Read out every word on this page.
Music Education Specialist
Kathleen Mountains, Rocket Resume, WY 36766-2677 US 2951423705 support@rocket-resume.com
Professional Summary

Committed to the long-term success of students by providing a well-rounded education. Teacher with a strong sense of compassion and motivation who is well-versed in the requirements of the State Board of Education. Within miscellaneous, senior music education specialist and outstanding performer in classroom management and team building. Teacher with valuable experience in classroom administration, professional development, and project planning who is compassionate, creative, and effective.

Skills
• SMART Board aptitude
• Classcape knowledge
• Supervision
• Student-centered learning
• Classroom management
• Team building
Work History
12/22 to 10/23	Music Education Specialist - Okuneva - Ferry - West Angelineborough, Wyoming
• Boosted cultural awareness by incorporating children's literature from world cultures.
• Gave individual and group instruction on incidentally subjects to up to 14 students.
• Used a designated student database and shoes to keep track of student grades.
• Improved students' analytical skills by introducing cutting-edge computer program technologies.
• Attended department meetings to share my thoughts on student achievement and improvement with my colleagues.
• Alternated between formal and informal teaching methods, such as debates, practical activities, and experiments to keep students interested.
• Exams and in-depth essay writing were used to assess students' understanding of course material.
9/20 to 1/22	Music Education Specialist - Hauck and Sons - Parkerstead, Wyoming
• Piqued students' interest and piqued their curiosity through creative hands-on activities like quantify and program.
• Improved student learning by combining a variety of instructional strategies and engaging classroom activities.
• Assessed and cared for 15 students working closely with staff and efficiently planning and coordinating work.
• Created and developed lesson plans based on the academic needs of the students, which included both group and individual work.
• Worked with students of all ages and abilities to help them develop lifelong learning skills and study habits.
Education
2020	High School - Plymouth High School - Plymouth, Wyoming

▶ [Objective] From the records above, how many lines include the word "Wyoming"? Only the number is wanted.

▶ [Exercise response] 3